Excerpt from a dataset

+ + + + +

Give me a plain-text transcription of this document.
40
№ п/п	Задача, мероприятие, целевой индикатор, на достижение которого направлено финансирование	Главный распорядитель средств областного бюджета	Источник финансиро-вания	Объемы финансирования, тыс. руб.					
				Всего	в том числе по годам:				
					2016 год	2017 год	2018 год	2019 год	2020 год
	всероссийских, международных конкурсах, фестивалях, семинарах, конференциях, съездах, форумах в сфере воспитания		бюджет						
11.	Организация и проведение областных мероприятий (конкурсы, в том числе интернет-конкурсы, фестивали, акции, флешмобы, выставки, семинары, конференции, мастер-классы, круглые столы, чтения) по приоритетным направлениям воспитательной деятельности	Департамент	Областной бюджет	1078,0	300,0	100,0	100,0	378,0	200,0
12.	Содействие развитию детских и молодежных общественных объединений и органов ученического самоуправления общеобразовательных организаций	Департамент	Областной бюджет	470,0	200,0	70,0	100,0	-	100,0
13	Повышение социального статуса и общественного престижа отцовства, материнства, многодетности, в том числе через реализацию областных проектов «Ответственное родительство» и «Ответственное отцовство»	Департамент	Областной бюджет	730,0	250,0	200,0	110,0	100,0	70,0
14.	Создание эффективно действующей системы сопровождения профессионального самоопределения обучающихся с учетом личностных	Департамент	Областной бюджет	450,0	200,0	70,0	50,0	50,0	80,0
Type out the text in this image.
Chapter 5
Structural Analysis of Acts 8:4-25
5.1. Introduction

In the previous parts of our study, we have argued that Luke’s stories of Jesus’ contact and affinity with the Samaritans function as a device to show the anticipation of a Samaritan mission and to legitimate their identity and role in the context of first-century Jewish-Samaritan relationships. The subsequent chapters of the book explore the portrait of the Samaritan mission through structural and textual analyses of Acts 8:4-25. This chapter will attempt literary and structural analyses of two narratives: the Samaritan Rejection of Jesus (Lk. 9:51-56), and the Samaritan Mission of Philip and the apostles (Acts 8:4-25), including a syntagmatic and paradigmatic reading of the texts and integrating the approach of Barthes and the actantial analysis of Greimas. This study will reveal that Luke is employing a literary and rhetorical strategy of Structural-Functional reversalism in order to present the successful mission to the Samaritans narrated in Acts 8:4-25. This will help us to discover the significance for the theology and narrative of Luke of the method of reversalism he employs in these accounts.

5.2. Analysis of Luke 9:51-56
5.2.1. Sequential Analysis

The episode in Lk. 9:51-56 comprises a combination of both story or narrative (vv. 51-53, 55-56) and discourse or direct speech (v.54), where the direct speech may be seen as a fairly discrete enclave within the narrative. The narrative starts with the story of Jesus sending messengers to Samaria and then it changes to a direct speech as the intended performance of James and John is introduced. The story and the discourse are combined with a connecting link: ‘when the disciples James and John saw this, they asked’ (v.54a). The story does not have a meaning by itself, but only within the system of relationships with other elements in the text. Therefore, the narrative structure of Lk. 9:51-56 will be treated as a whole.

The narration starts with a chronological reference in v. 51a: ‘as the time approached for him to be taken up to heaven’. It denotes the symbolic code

+ + + + +

__Directive__. Each line of the material above needs to be quoted exactly, please.

__Output__.
Give me a plain-text transcription of this document.
40
№ п/п	Задача, мероприятие, целевой индикатор, на достижение которого направлено финансирование	Главный распорядитель средств областного бюджета	Источник финансиро-вания	Объемы финансирования, тыс. руб.					
				Всего	в том числе по годам:				
					2016 год	2017 год	2018 год	2019 год	2020 год
	всероссийских, международных конкурсах, фестивалях, семинарах, конференциях, съездах, форумах в сфере воспитания		бюджет						
11.	Организация и проведение областных мероприятий (конкурсы, в том числе интернет-конкурсы, фестивали, акции, флешмобы, выставки, семинары, конференции, мастер-классы, круглые столы, чтения) по приоритетным направлениям воспитательной деятельности	Департамент	Областной бюджет	1078,0	300,0	100,0	100,0	378,0	200,0
12.	Содействие развитию детских и молодежных общественных объединений и органов ученического самоуправления общеобразовательных организаций	Департамент	Областной бюджет	470,0	200,0	70,0	100,0	-	100,0
13	Повышение социального статуса и общественного престижа отцовства, материнства, многодетности, в том числе через реализацию областных проектов «Ответственное родительство» и «Ответственное отцовство»	Департамент	Областной бюджет	730,0	250,0	200,0	110,0	100,0	70,0
14.	Создание эффективно действующей системы сопровождения профессионального самоопределения обучающихся с учетом личностных	Департамент	Областной бюджет	450,0	200,0	70,0	50,0	50,0	80,0
Type out the text in this image.
Chapter 5
Structural Analysis of Acts 8:4-25
5.1. Introduction

In the previous parts of our study, we have argued that Luke’s stories of Jesus’ contact and affinity with the Samaritans function as a device to show the anticipation of a Samaritan mission and to legitimate their identity and role in the context of first-century Jewish-Samaritan relationships. The subsequent chapters of the book explore the portrait of the Samaritan mission through structural and textual analyses of Acts 8:4-25. This chapter will attempt literary and structural analyses of two narratives: the Samaritan Rejection of Jesus (Lk. 9:51-56), and the Samaritan Mission of Philip and the apostles (Acts 8:4-25), including a syntagmatic and paradigmatic reading of the texts and integrating the approach of Barthes and the actantial analysis of Greimas. This study will reveal that Luke is employing a literary and rhetorical strategy of Structural-Functional reversalism in order to present the successful mission to the Samaritans narrated in Acts 8:4-25. This will help us to discover the significance for the theology and narrative of Luke of the method of reversalism he employs in these accounts.

5.2. Analysis of Luke 9:51-56
5.2.1. Sequential Analysis

The episode in Lk. 9:51-56 comprises a combination of both story or narrative (vv. 51-53, 55-56) and discourse or direct speech (v.54), where the direct speech may be seen as a fairly discrete enclave within the narrative. The narrative starts with the story of Jesus sending messengers to Samaria and then it changes to a direct speech as the intended performance of James and John is introduced. The story and the discourse are combined with a connecting link: ‘when the disciples James and John saw this, they asked’ (v.54a). The story does not have a meaning by itself, but only within the system of relationships with other elements in the text. Therefore, the narrative structure of Lk. 9:51-56 will be treated as a whole.

The narration starts with a chronological reference in v. 51a: ‘as the time approached for him to be taken up to heaven’. It denotes the symbolic code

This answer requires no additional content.